— WORK REQUIRED —
Repeat all of the material exactly as given.

— WORKING DATA —

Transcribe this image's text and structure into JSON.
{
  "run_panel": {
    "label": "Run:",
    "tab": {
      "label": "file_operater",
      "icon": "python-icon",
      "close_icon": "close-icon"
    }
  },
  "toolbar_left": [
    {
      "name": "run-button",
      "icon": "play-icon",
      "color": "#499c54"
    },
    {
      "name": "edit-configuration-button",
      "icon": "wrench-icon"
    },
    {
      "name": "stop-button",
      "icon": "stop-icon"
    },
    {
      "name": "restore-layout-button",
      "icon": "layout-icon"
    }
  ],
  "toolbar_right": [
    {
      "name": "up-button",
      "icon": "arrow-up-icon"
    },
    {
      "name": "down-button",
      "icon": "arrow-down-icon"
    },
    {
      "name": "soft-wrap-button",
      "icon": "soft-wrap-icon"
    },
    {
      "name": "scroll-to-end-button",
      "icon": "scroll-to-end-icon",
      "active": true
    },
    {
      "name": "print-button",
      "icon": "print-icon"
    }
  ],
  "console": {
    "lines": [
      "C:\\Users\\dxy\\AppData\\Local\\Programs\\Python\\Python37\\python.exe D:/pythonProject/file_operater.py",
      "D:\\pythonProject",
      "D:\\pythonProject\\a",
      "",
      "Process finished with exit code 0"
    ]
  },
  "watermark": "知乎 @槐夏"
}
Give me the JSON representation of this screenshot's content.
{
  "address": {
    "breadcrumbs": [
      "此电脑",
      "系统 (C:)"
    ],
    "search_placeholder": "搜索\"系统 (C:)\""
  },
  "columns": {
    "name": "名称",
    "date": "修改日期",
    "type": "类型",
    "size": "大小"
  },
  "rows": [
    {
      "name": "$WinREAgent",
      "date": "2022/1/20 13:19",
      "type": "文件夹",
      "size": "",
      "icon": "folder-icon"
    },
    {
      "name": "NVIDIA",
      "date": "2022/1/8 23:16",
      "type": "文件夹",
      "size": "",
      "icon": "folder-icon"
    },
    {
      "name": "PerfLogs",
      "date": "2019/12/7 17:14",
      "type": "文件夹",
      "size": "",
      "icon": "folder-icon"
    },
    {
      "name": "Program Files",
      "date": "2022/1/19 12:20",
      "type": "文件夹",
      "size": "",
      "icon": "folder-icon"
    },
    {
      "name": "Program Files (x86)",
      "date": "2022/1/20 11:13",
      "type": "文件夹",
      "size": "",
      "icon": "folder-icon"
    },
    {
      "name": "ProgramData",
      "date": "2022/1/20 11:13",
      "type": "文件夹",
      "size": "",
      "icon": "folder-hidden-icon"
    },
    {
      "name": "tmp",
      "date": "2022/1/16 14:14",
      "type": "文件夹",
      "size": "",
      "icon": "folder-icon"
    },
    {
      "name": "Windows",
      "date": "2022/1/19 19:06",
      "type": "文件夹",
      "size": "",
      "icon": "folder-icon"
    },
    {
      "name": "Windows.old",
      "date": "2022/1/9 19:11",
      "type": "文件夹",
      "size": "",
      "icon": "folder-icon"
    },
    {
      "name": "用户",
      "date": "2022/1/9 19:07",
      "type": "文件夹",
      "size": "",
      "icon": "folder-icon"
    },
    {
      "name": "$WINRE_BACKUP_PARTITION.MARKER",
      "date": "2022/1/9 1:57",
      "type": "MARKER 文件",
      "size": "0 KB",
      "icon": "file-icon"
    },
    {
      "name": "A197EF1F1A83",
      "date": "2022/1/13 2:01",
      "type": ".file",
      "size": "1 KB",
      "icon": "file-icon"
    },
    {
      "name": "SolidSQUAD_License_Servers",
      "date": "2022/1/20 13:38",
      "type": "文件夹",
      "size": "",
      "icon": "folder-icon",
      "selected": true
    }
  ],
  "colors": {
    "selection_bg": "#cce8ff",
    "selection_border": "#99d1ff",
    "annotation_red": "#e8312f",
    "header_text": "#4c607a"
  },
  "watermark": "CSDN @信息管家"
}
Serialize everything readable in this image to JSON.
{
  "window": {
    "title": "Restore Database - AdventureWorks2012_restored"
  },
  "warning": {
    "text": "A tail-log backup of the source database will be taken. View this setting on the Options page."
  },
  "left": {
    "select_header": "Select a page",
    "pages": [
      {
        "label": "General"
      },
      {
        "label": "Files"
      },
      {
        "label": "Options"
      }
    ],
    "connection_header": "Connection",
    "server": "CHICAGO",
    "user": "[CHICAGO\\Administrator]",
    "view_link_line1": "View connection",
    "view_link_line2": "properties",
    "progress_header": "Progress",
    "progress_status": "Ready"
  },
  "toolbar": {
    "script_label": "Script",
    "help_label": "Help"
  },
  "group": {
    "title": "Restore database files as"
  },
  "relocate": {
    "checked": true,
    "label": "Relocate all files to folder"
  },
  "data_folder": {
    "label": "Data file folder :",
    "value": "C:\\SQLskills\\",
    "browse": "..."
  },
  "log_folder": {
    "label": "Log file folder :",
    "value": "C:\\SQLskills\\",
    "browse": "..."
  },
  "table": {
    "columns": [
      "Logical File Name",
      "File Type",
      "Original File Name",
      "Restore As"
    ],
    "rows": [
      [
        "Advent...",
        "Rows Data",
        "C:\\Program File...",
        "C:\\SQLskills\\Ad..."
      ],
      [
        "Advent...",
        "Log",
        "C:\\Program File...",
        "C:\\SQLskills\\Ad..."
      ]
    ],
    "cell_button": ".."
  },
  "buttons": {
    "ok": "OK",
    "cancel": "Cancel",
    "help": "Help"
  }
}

— OUTPUT BELOW —
Transcribe this image's text and structure into JSON.
{
  "run_panel": {
    "label": "Run:",
    "tab": {
      "label": "file_operater",
      "icon": "python-icon",
      "close_icon": "close-icon"
    }
  },
  "toolbar_left": [
    {
      "name": "run-button",
      "icon": "play-icon",
      "color": "#499c54"
    },
    {
      "name": "edit-configuration-button",
      "icon": "wrench-icon"
    },
    {
      "name": "stop-button",
      "icon": "stop-icon"
    },
    {
      "name": "restore-layout-button",
      "icon": "layout-icon"
    }
  ],
  "toolbar_right": [
    {
      "name": "up-button",
      "icon": "arrow-up-icon"
    },
    {
      "name": "down-button",
      "icon": "arrow-down-icon"
    },
    {
      "name": "soft-wrap-button",
      "icon": "soft-wrap-icon"
    },
    {
      "name": "scroll-to-end-button",
      "icon": "scroll-to-end-icon",
      "active": true
    },
    {
      "name": "print-button",
      "icon": "print-icon"
    }
  ],
  "console": {
    "lines": [
      "C:\\Users\\dxy\\AppData\\Local\\Programs\\Python\\Python37\\python.exe D:/pythonProject/file_operater.py",
      "D:\\pythonProject",
      "D:\\pythonProject\\a",
      "",
      "Process finished with exit code 0"
    ]
  },
  "watermark": "知乎 @槐夏"
}
Give me the JSON representation of this screenshot's content.
{
  "address": {
    "breadcrumbs": [
      "此电脑",
      "系统 (C:)"
    ],
    "search_placeholder": "搜索\"系统 (C:)\""
  },
  "columns": {
    "name": "名称",
    "date": "修改日期",
    "type": "类型",
    "size": "大小"
  },
  "rows": [
    {
      "name": "$WinREAgent",
      "date": "2022/1/20 13:19",
      "type": "文件夹",
      "size": "",
      "icon": "folder-icon"
    },
    {
      "name": "NVIDIA",
      "date": "2022/1/8 23:16",
      "type": "文件夹",
      "size": "",
      "icon": "folder-icon"
    },
    {
      "name": "PerfLogs",
      "date": "2019/12/7 17:14",
      "type": "文件夹",
      "size": "",
      "icon": "folder-icon"
    },
    {
      "name": "Program Files",
      "date": "2022/1/19 12:20",
      "type": "文件夹",
      "size": "",
      "icon": "folder-icon"
    },
    {
      "name": "Program Files (x86)",
      "date": "2022/1/20 11:13",
      "type": "文件夹",
      "size": "",
      "icon": "folder-icon"
    },
    {
      "name": "ProgramData",
      "date": "2022/1/20 11:13",
      "type": "文件夹",
      "size": "",
      "icon": "folder-hidden-icon"
    },
    {
      "name": "tmp",
      "date": "2022/1/16 14:14",
      "type": "文件夹",
      "size": "",
      "icon": "folder-icon"
    },
    {
      "name": "Windows",
      "date": "2022/1/19 19:06",
      "type": "文件夹",
      "size": "",
      "icon": "folder-icon"
    },
    {
      "name": "Windows.old",
      "date": "2022/1/9 19:11",
      "type": "文件夹",
      "size": "",
      "icon": "folder-icon"
    },
    {
      "name": "用户",
      "date": "2022/1/9 19:07",
      "type": "文件夹",
      "size": "",
      "icon": "folder-icon"
    },
    {
      "name": "$WINRE_BACKUP_PARTITION.MARKER",
      "date": "2022/1/9 1:57",
      "type": "MARKER 文件",
      "size": "0 KB",
      "icon": "file-icon"
    },
    {
      "name": "A197EF1F1A83",
      "date": "2022/1/13 2:01",
      "type": ".file",
      "size": "1 KB",
      "icon": "file-icon"
    },
    {
      "name": "SolidSQUAD_License_Servers",
      "date": "2022/1/20 13:38",
      "type": "文件夹",
      "size": "",
      "icon": "folder-icon",
      "selected": true
    }
  ],
  "colors": {
    "selection_bg": "#cce8ff",
    "selection_border": "#99d1ff",
    "annotation_red": "#e8312f",
    "header_text": "#4c607a"
  },
  "watermark": "CSDN @信息管家"
}
Serialize everything readable in this image to JSON.
{
  "window": {
    "title": "Restore Database - AdventureWorks2012_restored"
  },
  "warning": {
    "text": "A tail-log backup of the source database will be taken. View this setting on the Options page."
  },
  "left": {
    "select_header": "Select a page",
    "pages": [
      {
        "label": "General"
      },
      {
        "label": "Files"
      },
      {
        "label": "Options"
      }
    ],
    "connection_header": "Connection",
    "server": "CHICAGO",
    "user": "[CHICAGO\\Administrator]",
    "view_link_line1": "View connection",
    "view_link_line2": "properties",
    "progress_header": "Progress",
    "progress_status": "Ready"
  },
  "toolbar": {
    "script_label": "Script",
    "help_label": "Help"
  },
  "group": {
    "title": "Restore database files as"
  },
  "relocate": {
    "checked": true,
    "label": "Relocate all files to folder"
  },
  "data_folder": {
    "label": "Data file folder :",
    "value": "C:\\SQLskills\\",
    "browse": "..."
  },
  "log_folder": {
    "label": "Log file folder :",
    "value": "C:\\SQLskills\\",
    "browse": "..."
  },
  "table": {
    "columns": [
      "Logical File Name",
      "File Type",
      "Original File Name",
      "Restore As"
    ],
    "rows": [
      [
        "Advent...",
        "Rows Data",
        "C:\\Program File...",
        "C:\\SQLskills\\Ad..."
      ],
      [
        "Advent...",
        "Log",
        "C:\\Program File...",
        "C:\\SQLskills\\Ad..."
      ]
    ],
    "cell_button": ".."
  },
  "buttons": {
    "ok": "OK",
    "cancel": "Cancel",
    "help": "Help"
  }
}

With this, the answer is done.